• DATA FOR THE TASK
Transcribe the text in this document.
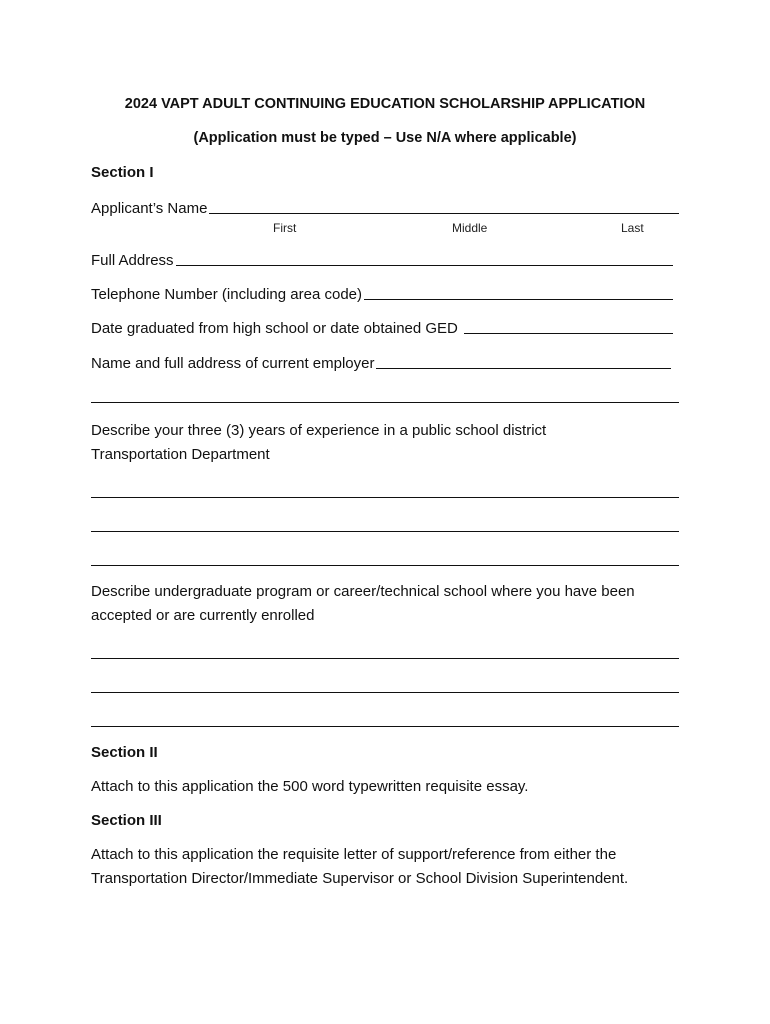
2024 VAPT ADULT CONTINUING EDUCATION SCHOLARSHIP APPLICATION
(Application must be typed – Use N/A where applicable)
Section I
Applicant’s Name
First	Middle	Last
Full Address
Telephone Number (including area code)
Date graduated from high school or date obtained GED
Name and full address of current employer
Describe your three (3) years of experience in a public school district
Transportation Department
Describe undergraduate program or career/technical school where you have been
accepted or are currently enrolled
Section II
Attach to this application the 500 word typewritten requisite essay.
Section III
Attach to this application the requisite letter of support/reference from either the
Transportation Director/Immediate Supervisor or School Division Superintendent.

• YOUR OBJECTIVE
Write out the listing above exactly as it stands, pictures excluded.

• EXERCISE RESULT
Transcribe the text in this document.
2024 VAPT ADULT CONTINUING EDUCATION SCHOLARSHIP APPLICATION
(Application must be typed – Use N/A where applicable)
Section I
Applicant’s Name
First	Middle	Last
Full Address
Telephone Number (including area code)
Date graduated from high school or date obtained GED
Name and full address of current employer
Describe your three (3) years of experience in a public school district
Transportation Department
Describe undergraduate program or career/technical school where you have been
accepted or are currently enrolled
Section II
Attach to this application the 500 word typewritten requisite essay.
Section III
Attach to this application the requisite letter of support/reference from either the
Transportation Director/Immediate Supervisor or School Division Superintendent.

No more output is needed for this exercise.